Data supplied:
■ ■ ■

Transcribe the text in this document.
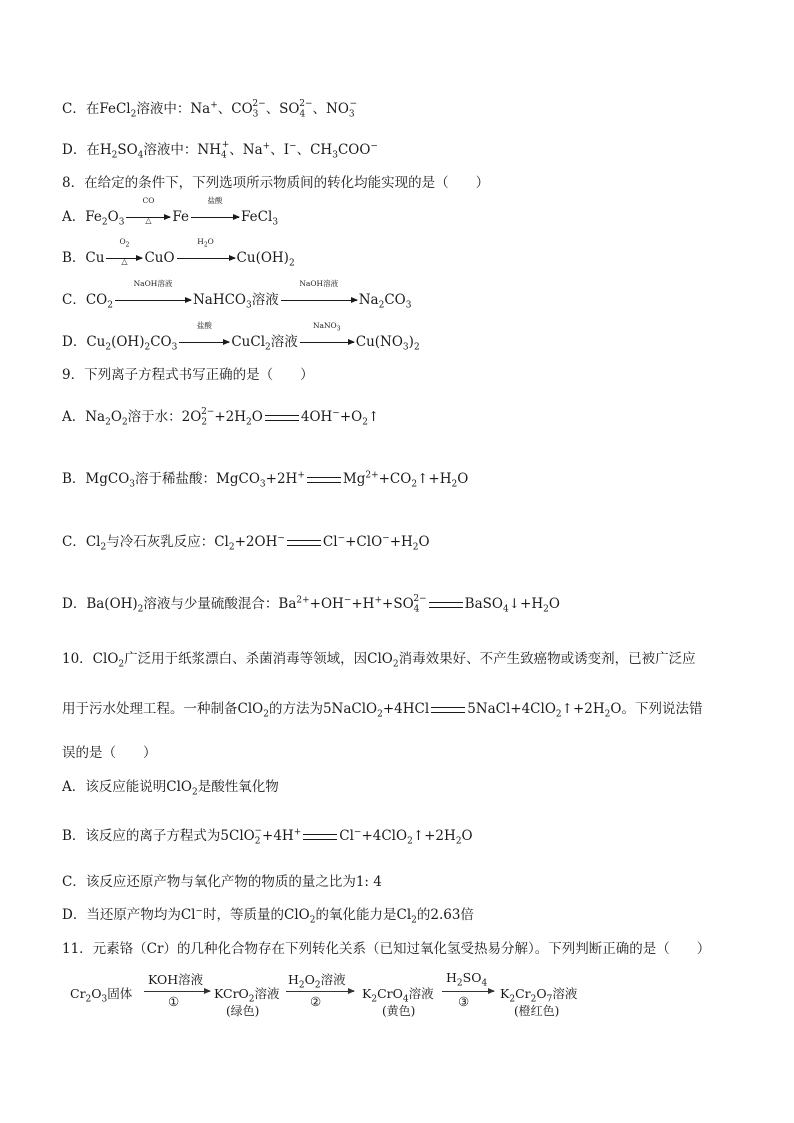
C．在FeCl$_2$溶液中：Na+、$CO_3^{2-}$、$SO_4^{2-}$、$NO_3^-$
D．在$H_2SO_4$溶液中：$NH_4^+$、Na+、I−、$CH_3COO^-$
8．在给定的条件下，下列选项所示物质间的转化均能实现的是（　　）
A．$Fe_2O_3$
CO
△	Fe
盐酸
FeCl$_3$
B．Cu
$O_2$
△	CuO
$H_2O$
$Cu(OH)_2$
C．$CO_2$
NaOH溶液
NaHCO$_3$溶液
NaOH溶液
$Na_2CO_3$
D．$Cu_2(OH)_2CO_3$
盐酸
CuCl$_2$溶液
NaNO$_3$
$Cu(NO_3)_2$
9．下列离子方程式书写正确的是（　　）
A．$Na_2O_2$溶于水：$2O_2^{2-}+2H_2O$	$4OH^-+O_2↑$
B．MgCO$_3$溶于稀盐酸：MgCO$_3$+2H+	$Mg^{2+}+CO_2↑+H_2O$
C．$Cl_2$与冷石灰乳反应：$Cl_2+2OH^-$	$Cl^-+ClO^-+H_2O$
D．$Ba(OH)_2$溶液与少量硫酸混合：$Ba^{2+}+OH^-+H^++SO_4^{2-}$	$BaSO_4↓+H_2O$
10．ClO$_2$广泛用于纸浆漂白、杀菌消毒等领域，因ClO$_2$消毒效果好、不产生致癌物或诱变剂，已被广泛应
用于污水处理工程。一种制备ClO$_2$的方法为5NaClO$_2$+4HCl	$5NaCl+4ClO_2↑+2H_2O$。下列说法错
误的是（　　）
A．该反应能说明ClO$_2$是酸性氧化物
B．该反应的离子方程式为5ClO$_2$−+4H+	$Cl^-+4ClO_2↑+2H_2O$
C．该反应还原产物与氧化产物的物质的量之比为1: 4
D．当还原产物均为Cl−时，等质量的ClO$_2$的氧化能力是$Cl_2$的2.63倍
11．元素铬（Cr）的几种化合物存在下列转化关系（已知过氧化氢受热易分解）。下列判断正确的是（　　）
$Cr_2O_3$固体
KOH溶液
①
KCrO$_2$溶液
(绿色)
$H_2O_2$溶液
②
$K_2CrO_4$溶液
(黄色)
$H_2SO_4$
③
$K_2Cr_2O_7$溶液
(橙红色)
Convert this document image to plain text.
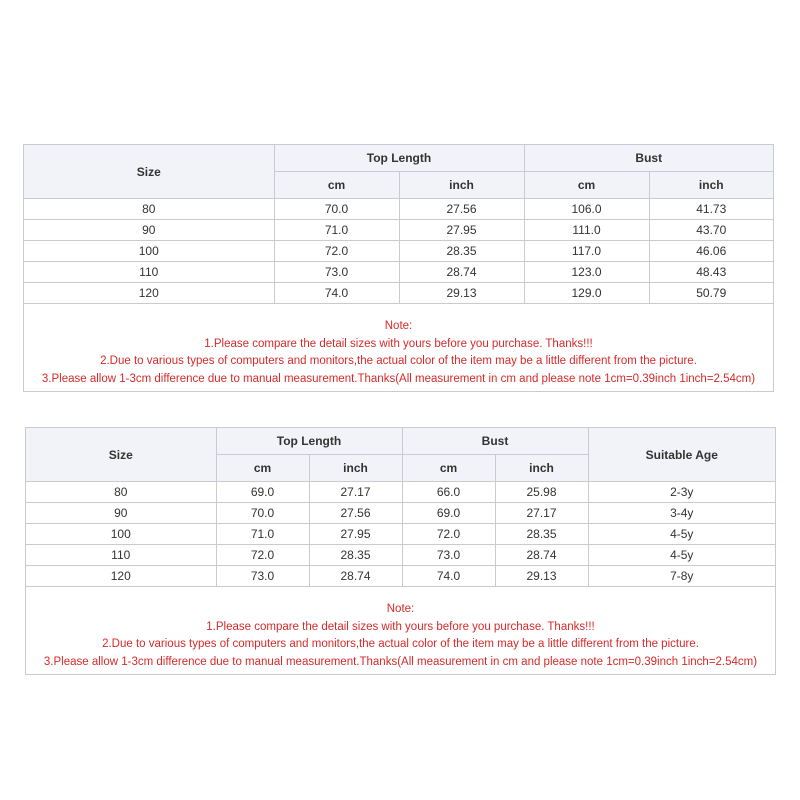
Size	Top Length		Bust	
	cm	inch	cm	inch
80	70.0	27.56	106.0	41.73
90	71.0	27.95	111.0	43.70
100	72.0	28.35	117.0	46.06
110	73.0	28.74	123.0	48.43
120	74.0	29.13	129.0	50.79
Note:
1.Please compare the detail sizes with yours before you purchase. Thanks!!!
2.Due to various types of computers and monitors,the actual color of the item may be a little different from the picture.
3.Please allow 1-3cm difference due to manual measurement.Thanks(All measurement in cm and please note 1cm=0.39inch 1inch=2.54cm)
Size	Top Length		Bust		Suitable Age
	cm	inch	cm	inch	
80	69.0	27.17	66.0	25.98	2-3y
90	70.0	27.56	69.0	27.17	3-4y
100	71.0	27.95	72.0	28.35	4-5y
110	72.0	28.35	73.0	28.74	4-5y
120	73.0	28.74	74.0	29.13	7-8y
Note:
1.Please compare the detail sizes with yours before you purchase. Thanks!!!
2.Due to various types of computers and monitors,the actual color of the item may be a little different from the picture.
3.Please allow 1-3cm difference due to manual measurement.Thanks(All measurement in cm and please note 1cm=0.39inch 1inch=2.54cm)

■ ■ ■

Stated goal:
Pictures excluded, quote all the data above exactly.

Answer in full:
Transcribe the text in this document.
C．在FeCl$_2$溶液中：Na+、$CO_3^{2-}$、$SO_4^{2-}$、$NO_3^-$
D．在$H_2SO_4$溶液中：$NH_4^+$、Na+、I−、$CH_3COO^-$
8．在给定的条件下，下列选项所示物质间的转化均能实现的是（　　）
A．$Fe_2O_3$
CO
△	Fe
盐酸
FeCl$_3$
B．Cu
$O_2$
△	CuO
$H_2O$
$Cu(OH)_2$
C．$CO_2$
NaOH溶液
NaHCO$_3$溶液
NaOH溶液
$Na_2CO_3$
D．$Cu_2(OH)_2CO_3$
盐酸
CuCl$_2$溶液
NaNO$_3$
$Cu(NO_3)_2$
9．下列离子方程式书写正确的是（　　）
A．$Na_2O_2$溶于水：$2O_2^{2-}+2H_2O$	$4OH^-+O_2↑$
B．MgCO$_3$溶于稀盐酸：MgCO$_3$+2H+	$Mg^{2+}+CO_2↑+H_2O$
C．$Cl_2$与冷石灰乳反应：$Cl_2+2OH^-$	$Cl^-+ClO^-+H_2O$
D．$Ba(OH)_2$溶液与少量硫酸混合：$Ba^{2+}+OH^-+H^++SO_4^{2-}$	$BaSO_4↓+H_2O$
10．ClO$_2$广泛用于纸浆漂白、杀菌消毒等领域，因ClO$_2$消毒效果好、不产生致癌物或诱变剂，已被广泛应
用于污水处理工程。一种制备ClO$_2$的方法为5NaClO$_2$+4HCl	$5NaCl+4ClO_2↑+2H_2O$。下列说法错
误的是（　　）
A．该反应能说明ClO$_2$是酸性氧化物
B．该反应的离子方程式为5ClO$_2$−+4H+	$Cl^-+4ClO_2↑+2H_2O$
C．该反应还原产物与氧化产物的物质的量之比为1: 4
D．当还原产物均为Cl−时，等质量的ClO$_2$的氧化能力是$Cl_2$的2.63倍
11．元素铬（Cr）的几种化合物存在下列转化关系（已知过氧化氢受热易分解）。下列判断正确的是（　　）
$Cr_2O_3$固体
KOH溶液
①
KCrO$_2$溶液
(绿色)
$H_2O_2$溶液
②
$K_2CrO_4$溶液
(黄色)
$H_2SO_4$
③
$K_2Cr_2O_7$溶液
(橙红色)
Convert this document image to plain text.
Size	Top Length		Bust	
	cm	inch	cm	inch
80	70.0	27.56	106.0	41.73
90	71.0	27.95	111.0	43.70
100	72.0	28.35	117.0	46.06
110	73.0	28.74	123.0	48.43
120	74.0	29.13	129.0	50.79
Note:
1.Please compare the detail sizes with yours before you purchase. Thanks!!!
2.Due to various types of computers and monitors,the actual color of the item may be a little different from the picture.
3.Please allow 1-3cm difference due to manual measurement.Thanks(All measurement in cm and please note 1cm=0.39inch 1inch=2.54cm)
Size	Top Length		Bust		Suitable Age
	cm	inch	cm	inch	
80	69.0	27.17	66.0	25.98	2-3y
90	70.0	27.56	69.0	27.17	3-4y
100	71.0	27.95	72.0	28.35	4-5y
110	72.0	28.35	73.0	28.74	4-5y
120	73.0	28.74	74.0	29.13	7-8y
Note:
1.Please compare the detail sizes with yours before you purchase. Thanks!!!
2.Due to various types of computers and monitors,the actual color of the item may be a little different from the picture.
3.Please allow 1-3cm difference due to manual measurement.Thanks(All measurement in cm and please note 1cm=0.39inch 1inch=2.54cm)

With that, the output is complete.